Start

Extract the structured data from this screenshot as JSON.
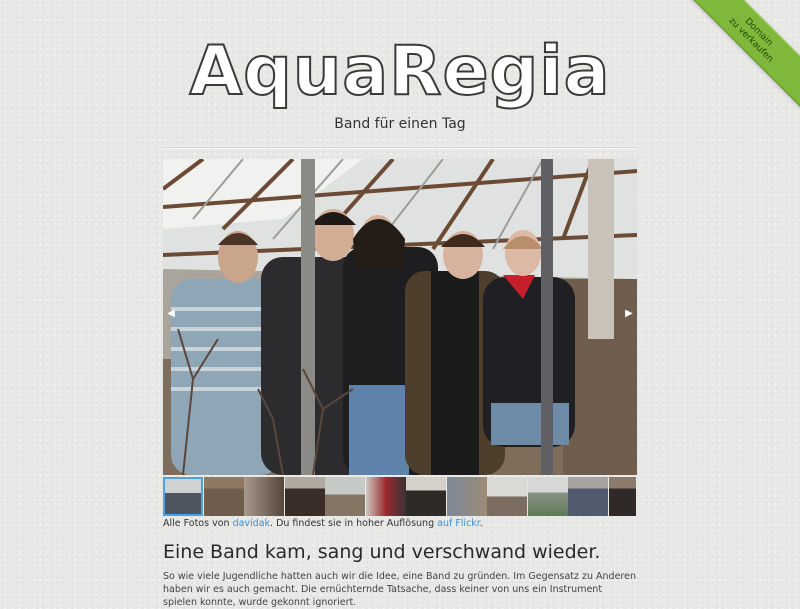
{
  "ribbon": {
    "line1": "Domain",
    "line2": "zu verkaufen",
    "color": "#7fb83a"
  },
  "header": {
    "logo": "AquaRegia",
    "tagline": "Band für einen Tag"
  },
  "slider": {
    "prev_icon": "chevron-left-icon",
    "next_icon": "chevron-right-icon",
    "active_thumb": 0,
    "thumb_count": 12
  },
  "caption": {
    "prefix": "Alle Fotos von ",
    "author_link": "davidak",
    "middle": ". Du findest sie in hoher Auflösung ",
    "flickr_link": "auf Flickr",
    "suffix": "."
  },
  "article": {
    "headline": "Eine Band kam, sang und verschwand wieder.",
    "paragraph": "So wie viele Jugendliche hatten auch wir die Idee, eine Band zu gründen. Im Gegensatz zu Anderen haben wir es auch gemacht. Die ernüchternde Tatsache, dass keiner von uns ein Instrument spielen konnte, wurde gekonnt ignoriert."
  },
  "colors": {
    "link": "#3a8fd1",
    "active_thumb_border": "#4aa3df",
    "background": "#e8e8e6"
  }
}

End

▶ TO DO: Reply with nothing except the number of lines in the listing above that include the string "Band".

▶ RESULT FOR THIS TASK: 3